**** Supplied records

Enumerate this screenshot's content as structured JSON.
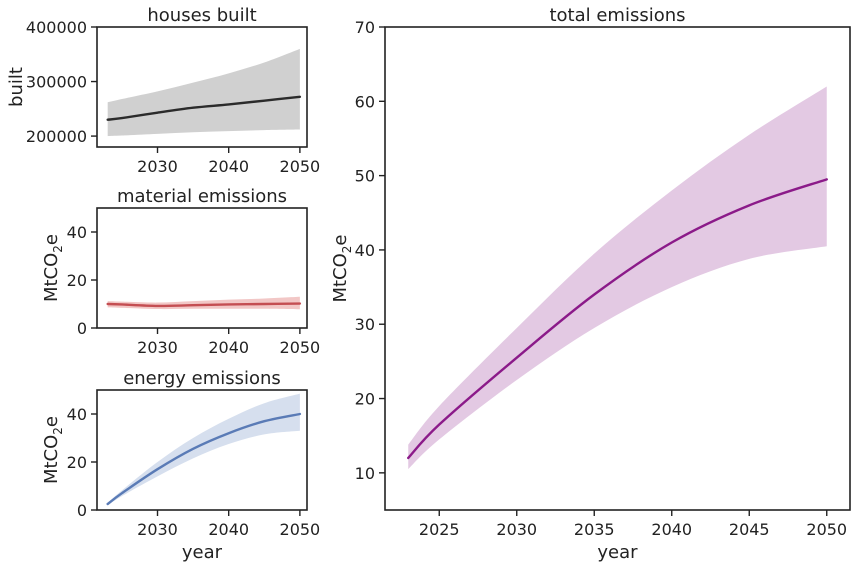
{
  "chart_data": [
    {
      "id": "houses",
      "type": "line",
      "title": "houses built",
      "xlabel": "",
      "ylabel": "built",
      "xlim": [
        2021.5,
        2051.0
      ],
      "ylim": [
        180000,
        400000
      ],
      "xticks": [
        "2030",
        "2040",
        "2050"
      ],
      "yticks": [
        "200000",
        "300000",
        "400000"
      ],
      "series": [
        {
          "color": "#2b2b2b",
          "band_color": "#d0d0d0",
          "x": [
            2023,
            2025,
            2030,
            2035,
            2040,
            2045,
            2050
          ],
          "y": [
            230000,
            233000,
            243000,
            252000,
            258000,
            265000,
            272000
          ],
          "lower": [
            200000,
            201000,
            204000,
            207000,
            209000,
            211000,
            212000
          ],
          "upper": [
            262000,
            268000,
            282000,
            298000,
            315000,
            335000,
            360000
          ]
        }
      ]
    },
    {
      "id": "material",
      "type": "line",
      "title": "material emissions",
      "xlabel": "",
      "ylabel": "MtCO2e",
      "xlim": [
        2021.5,
        2051.0
      ],
      "ylim": [
        0,
        50
      ],
      "xticks": [
        "2030",
        "2040",
        "2050"
      ],
      "yticks": [
        "0",
        "20",
        "40"
      ],
      "series": [
        {
          "color": "#c44e52",
          "band_color": "#f2c7c6",
          "x": [
            2023,
            2025,
            2030,
            2035,
            2040,
            2045,
            2050
          ],
          "y": [
            10.0,
            9.8,
            9.2,
            9.5,
            9.8,
            10.0,
            10.2
          ],
          "lower": [
            8.6,
            8.4,
            7.9,
            8.0,
            8.0,
            8.0,
            7.8
          ],
          "upper": [
            11.2,
            11.0,
            10.6,
            11.2,
            11.8,
            12.3,
            13.0
          ]
        }
      ]
    },
    {
      "id": "energy",
      "type": "line",
      "title": "energy emissions",
      "xlabel": "year",
      "ylabel": "MtCO2e",
      "xlim": [
        2021.5,
        2051.0
      ],
      "ylim": [
        0,
        50
      ],
      "xticks": [
        "2030",
        "2040",
        "2050"
      ],
      "yticks": [
        "0",
        "20",
        "40"
      ],
      "series": [
        {
          "color": "#5a7bb6",
          "band_color": "#d6dfee",
          "x": [
            2023,
            2025,
            2030,
            2035,
            2040,
            2045,
            2050
          ],
          "y": [
            2.5,
            7.0,
            17.0,
            25.5,
            32.0,
            37.0,
            40.0
          ],
          "lower": [
            2.0,
            5.8,
            14.0,
            21.5,
            27.5,
            31.5,
            33.0
          ],
          "upper": [
            3.0,
            8.2,
            20.0,
            30.0,
            38.0,
            44.5,
            48.5
          ]
        }
      ]
    },
    {
      "id": "total",
      "type": "line",
      "title": "total emissions",
      "xlabel": "year",
      "ylabel": "MtCO2e",
      "xlim": [
        2021.5,
        2051.5
      ],
      "ylim": [
        5,
        70
      ],
      "xticks": [
        "2025",
        "2030",
        "2035",
        "2040",
        "2045",
        "2050"
      ],
      "yticks": [
        "10",
        "20",
        "30",
        "40",
        "50",
        "60",
        "70"
      ],
      "series": [
        {
          "color": "#8b1a89",
          "band_color": "#e3c9e3",
          "x": [
            2023,
            2025,
            2030,
            2035,
            2040,
            2045,
            2050
          ],
          "y": [
            12.0,
            16.5,
            25.5,
            34.0,
            41.0,
            46.0,
            49.5
          ],
          "lower": [
            10.5,
            14.5,
            22.5,
            29.5,
            35.0,
            38.8,
            40.5
          ],
          "upper": [
            13.8,
            19.0,
            29.5,
            39.5,
            48.0,
            55.5,
            62.0
          ]
        }
      ]
    }
  ]
}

********

* Problem description *
State the count of lines above containing the string "emissions", and add nothing to it.

* Solved exercise *
3